§ **DESCRIPTION OF THE TASK**: Collect from the data below each line with "XAUUSD".

§ **TASK DATA**:
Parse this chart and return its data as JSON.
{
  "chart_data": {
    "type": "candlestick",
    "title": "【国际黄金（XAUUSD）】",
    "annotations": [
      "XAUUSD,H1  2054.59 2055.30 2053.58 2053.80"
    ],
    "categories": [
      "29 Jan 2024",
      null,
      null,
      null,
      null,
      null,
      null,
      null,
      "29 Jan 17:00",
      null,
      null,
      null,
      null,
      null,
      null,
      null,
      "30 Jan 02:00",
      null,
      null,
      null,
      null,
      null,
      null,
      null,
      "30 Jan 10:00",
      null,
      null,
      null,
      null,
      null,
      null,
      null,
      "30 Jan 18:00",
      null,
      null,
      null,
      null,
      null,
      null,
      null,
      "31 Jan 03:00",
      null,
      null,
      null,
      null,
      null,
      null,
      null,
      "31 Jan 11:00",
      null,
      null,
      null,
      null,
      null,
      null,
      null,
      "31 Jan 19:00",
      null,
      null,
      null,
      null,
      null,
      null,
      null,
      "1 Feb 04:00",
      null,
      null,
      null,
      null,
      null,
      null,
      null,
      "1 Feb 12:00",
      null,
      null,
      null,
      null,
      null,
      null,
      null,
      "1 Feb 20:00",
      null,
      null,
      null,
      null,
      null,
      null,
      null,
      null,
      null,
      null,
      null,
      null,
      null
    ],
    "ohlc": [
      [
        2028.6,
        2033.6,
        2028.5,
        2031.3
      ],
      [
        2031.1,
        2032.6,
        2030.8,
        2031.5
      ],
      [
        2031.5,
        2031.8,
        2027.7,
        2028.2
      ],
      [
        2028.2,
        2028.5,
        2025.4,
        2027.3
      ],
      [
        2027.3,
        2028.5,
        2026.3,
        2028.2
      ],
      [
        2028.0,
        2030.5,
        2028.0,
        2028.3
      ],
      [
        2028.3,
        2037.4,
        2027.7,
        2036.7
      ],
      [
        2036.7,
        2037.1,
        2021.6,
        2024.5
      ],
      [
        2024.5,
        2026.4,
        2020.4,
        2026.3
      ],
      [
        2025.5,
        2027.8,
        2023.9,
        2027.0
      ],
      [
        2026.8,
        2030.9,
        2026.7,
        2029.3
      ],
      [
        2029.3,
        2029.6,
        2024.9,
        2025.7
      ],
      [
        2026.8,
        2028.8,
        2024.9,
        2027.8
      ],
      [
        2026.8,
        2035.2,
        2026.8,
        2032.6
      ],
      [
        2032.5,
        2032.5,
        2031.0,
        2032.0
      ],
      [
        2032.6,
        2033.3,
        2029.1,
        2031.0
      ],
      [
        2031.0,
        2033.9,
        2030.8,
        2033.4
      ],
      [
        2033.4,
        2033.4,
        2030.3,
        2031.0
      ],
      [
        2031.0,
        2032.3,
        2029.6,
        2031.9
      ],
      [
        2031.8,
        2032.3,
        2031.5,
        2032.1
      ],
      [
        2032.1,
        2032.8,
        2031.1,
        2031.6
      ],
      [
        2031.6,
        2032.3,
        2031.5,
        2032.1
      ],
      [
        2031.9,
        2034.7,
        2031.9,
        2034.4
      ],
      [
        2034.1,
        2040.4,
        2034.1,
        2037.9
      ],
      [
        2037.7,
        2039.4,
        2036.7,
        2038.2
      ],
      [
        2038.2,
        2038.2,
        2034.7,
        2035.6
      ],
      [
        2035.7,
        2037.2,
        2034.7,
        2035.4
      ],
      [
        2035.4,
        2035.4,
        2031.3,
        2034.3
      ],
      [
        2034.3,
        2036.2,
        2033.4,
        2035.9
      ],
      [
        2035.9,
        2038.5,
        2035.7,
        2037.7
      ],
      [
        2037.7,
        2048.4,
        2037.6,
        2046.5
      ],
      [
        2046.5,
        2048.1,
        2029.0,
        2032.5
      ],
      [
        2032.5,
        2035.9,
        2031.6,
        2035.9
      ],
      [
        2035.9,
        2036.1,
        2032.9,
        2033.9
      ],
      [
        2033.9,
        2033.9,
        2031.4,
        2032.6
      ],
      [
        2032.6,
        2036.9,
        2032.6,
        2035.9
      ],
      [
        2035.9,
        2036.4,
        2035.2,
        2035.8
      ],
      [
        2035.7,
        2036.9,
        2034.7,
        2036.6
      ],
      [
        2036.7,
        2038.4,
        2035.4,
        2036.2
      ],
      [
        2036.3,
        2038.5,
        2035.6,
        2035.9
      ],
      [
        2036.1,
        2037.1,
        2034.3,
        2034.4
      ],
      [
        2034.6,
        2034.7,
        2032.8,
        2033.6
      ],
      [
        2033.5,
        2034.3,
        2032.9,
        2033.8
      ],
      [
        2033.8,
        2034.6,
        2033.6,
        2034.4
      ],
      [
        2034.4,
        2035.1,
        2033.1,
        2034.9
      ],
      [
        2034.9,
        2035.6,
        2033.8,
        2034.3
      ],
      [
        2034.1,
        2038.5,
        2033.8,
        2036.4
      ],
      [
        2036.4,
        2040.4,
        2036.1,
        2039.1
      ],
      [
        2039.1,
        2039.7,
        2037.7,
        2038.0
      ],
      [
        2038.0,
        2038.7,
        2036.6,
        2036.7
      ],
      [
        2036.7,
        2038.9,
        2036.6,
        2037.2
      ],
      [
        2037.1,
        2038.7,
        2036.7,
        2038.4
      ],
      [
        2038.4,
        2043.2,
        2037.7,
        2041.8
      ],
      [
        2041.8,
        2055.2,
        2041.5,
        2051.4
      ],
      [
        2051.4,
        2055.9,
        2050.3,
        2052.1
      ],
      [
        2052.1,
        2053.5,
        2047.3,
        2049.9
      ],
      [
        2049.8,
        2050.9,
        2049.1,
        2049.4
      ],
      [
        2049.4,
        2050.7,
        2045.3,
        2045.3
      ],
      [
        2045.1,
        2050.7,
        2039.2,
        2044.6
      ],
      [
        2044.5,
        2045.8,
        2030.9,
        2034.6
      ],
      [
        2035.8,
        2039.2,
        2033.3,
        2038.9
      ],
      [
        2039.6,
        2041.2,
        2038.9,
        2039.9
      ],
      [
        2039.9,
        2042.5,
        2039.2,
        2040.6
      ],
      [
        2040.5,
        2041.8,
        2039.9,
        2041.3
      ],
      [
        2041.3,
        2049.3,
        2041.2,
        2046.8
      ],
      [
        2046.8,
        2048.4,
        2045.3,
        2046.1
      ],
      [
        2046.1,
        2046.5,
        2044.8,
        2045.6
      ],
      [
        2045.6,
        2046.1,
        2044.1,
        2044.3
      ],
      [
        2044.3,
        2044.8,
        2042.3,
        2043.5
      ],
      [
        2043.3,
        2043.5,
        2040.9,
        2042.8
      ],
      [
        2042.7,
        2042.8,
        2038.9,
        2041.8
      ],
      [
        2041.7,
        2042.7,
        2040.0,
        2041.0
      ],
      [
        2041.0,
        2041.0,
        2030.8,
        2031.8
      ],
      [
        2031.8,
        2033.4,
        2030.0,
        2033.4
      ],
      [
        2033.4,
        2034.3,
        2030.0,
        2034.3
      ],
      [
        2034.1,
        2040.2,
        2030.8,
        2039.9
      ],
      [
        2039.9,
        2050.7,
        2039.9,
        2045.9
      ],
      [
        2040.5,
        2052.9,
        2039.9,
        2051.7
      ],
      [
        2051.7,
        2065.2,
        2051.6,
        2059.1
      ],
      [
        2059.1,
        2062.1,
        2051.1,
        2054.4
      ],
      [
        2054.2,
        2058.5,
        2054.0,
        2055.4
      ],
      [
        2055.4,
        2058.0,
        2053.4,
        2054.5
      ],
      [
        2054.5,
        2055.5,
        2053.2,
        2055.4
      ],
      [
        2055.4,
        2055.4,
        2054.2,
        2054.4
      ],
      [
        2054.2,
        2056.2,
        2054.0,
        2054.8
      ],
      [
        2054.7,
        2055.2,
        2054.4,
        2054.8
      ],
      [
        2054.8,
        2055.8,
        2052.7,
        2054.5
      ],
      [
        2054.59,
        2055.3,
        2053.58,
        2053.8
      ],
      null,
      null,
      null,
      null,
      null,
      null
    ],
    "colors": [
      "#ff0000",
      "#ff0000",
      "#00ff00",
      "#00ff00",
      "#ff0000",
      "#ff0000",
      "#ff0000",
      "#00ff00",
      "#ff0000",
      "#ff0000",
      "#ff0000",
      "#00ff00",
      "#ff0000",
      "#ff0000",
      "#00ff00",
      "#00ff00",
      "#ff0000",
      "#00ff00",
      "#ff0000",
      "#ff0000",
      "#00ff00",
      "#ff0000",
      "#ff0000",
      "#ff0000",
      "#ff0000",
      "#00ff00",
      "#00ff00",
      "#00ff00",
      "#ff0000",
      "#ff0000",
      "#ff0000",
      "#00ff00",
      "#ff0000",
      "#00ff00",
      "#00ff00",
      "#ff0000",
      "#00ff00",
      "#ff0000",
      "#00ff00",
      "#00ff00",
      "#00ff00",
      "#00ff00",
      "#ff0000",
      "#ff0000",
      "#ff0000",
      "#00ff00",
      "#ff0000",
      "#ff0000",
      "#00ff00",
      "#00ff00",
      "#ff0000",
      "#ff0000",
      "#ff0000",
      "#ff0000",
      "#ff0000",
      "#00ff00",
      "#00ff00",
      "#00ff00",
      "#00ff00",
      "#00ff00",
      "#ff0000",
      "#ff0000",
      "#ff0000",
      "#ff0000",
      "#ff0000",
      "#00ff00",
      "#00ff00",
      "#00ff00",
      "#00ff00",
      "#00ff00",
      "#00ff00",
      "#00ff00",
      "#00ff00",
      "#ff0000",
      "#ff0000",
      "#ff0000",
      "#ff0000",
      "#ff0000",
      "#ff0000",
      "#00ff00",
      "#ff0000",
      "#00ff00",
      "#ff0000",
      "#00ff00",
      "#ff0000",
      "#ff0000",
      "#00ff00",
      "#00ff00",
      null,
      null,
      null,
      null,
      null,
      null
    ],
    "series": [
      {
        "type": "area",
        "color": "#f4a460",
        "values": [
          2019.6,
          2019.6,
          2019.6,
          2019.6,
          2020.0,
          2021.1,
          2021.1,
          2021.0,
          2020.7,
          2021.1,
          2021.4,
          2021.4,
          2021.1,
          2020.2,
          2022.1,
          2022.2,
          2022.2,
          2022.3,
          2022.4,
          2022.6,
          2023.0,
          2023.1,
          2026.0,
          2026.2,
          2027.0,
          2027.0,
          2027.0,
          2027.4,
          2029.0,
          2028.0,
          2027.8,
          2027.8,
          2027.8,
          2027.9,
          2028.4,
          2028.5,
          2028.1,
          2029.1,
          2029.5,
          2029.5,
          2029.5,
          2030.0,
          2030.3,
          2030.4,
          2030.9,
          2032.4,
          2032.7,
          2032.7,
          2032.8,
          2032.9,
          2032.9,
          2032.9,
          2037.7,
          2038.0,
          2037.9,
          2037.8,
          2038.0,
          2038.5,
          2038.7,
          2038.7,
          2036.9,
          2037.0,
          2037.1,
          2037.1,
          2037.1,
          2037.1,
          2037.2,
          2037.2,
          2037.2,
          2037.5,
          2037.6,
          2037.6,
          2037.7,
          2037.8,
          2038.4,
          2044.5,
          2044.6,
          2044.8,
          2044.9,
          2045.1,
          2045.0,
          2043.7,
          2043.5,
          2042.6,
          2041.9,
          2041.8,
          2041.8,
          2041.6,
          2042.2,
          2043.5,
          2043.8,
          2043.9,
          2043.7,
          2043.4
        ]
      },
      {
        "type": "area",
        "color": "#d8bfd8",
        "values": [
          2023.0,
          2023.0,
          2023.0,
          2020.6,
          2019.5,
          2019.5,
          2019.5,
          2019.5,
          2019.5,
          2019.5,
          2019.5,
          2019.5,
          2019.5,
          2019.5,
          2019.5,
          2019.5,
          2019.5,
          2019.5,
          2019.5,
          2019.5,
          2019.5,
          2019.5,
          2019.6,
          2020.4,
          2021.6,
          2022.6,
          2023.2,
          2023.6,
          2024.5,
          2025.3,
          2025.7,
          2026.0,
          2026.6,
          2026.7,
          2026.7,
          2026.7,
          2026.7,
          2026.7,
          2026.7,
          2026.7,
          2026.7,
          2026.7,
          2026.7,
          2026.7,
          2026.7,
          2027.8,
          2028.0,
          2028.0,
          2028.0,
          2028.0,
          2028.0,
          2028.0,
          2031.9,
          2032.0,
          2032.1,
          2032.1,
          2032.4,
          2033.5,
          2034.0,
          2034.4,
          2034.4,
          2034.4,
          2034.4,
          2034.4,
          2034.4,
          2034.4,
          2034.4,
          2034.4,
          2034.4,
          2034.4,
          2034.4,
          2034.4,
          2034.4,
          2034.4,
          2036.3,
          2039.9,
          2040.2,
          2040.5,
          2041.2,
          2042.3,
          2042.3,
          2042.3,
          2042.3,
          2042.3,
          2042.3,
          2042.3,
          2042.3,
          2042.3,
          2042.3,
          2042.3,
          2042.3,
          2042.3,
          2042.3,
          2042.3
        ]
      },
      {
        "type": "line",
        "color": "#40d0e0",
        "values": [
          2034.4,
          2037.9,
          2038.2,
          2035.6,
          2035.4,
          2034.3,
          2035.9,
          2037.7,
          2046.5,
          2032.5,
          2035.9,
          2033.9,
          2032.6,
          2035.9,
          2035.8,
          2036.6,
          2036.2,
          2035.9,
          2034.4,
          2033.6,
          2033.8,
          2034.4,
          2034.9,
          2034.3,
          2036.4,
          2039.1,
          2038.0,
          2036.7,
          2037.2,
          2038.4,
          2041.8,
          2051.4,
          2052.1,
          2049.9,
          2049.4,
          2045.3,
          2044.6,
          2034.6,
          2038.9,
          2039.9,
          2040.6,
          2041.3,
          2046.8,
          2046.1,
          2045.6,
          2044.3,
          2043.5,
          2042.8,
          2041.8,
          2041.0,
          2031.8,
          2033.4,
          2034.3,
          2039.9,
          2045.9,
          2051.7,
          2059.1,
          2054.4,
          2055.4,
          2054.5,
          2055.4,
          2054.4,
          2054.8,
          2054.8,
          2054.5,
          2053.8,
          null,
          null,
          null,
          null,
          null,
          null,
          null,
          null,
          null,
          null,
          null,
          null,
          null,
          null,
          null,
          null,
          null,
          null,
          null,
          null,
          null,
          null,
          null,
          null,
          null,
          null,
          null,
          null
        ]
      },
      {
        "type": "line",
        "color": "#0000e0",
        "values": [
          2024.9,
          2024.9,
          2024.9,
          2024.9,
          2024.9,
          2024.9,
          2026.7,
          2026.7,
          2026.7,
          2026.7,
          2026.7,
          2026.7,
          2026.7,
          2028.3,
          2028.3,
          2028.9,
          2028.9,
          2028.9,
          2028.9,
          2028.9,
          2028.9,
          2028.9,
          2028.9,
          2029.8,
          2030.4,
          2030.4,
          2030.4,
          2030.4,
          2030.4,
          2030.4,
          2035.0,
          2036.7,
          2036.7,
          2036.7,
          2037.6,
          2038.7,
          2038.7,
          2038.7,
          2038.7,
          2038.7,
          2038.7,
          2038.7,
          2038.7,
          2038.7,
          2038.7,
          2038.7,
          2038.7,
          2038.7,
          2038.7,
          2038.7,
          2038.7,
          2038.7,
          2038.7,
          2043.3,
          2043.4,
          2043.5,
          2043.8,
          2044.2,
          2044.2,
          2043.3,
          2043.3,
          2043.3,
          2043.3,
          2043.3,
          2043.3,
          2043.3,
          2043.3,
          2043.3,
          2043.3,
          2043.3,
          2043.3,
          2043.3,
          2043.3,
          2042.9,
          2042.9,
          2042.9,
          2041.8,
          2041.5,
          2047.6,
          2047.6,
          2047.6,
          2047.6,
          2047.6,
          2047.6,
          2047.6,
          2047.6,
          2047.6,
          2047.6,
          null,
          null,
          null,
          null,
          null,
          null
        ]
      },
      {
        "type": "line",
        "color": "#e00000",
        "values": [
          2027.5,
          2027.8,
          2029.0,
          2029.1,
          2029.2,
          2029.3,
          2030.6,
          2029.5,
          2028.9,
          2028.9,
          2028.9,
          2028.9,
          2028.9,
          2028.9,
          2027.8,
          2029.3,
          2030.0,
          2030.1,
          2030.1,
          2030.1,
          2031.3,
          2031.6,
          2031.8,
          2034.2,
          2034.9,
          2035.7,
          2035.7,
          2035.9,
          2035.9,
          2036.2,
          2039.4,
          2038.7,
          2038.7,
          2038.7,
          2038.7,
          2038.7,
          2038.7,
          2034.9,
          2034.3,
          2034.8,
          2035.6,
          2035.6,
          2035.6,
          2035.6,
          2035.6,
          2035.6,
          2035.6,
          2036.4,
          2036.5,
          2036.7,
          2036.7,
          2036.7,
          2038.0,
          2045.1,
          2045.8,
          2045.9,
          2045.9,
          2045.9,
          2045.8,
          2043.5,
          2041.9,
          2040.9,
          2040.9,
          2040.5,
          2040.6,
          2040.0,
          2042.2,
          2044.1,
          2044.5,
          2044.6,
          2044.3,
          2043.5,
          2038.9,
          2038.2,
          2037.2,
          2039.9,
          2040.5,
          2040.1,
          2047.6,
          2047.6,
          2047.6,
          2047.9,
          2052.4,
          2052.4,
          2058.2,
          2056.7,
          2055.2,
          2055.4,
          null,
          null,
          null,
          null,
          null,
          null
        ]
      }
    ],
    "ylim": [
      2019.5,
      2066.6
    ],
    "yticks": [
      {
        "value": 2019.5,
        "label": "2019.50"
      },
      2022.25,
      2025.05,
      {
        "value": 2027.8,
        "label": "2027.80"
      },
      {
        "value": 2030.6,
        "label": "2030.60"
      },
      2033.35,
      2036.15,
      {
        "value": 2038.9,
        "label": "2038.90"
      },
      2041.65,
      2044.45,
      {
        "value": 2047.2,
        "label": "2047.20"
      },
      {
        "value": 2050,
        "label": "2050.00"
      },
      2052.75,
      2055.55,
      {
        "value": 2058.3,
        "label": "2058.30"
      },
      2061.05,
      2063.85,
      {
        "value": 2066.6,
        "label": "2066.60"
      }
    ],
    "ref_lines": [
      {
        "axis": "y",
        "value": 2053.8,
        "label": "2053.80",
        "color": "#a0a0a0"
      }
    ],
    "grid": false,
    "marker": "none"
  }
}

§ **TASK RESPONSE**:
    "title": "【国际黄金（XAUUSD）】",
      "XAUUSD,H1  2054.59 2055.30 2053.58 2053.80"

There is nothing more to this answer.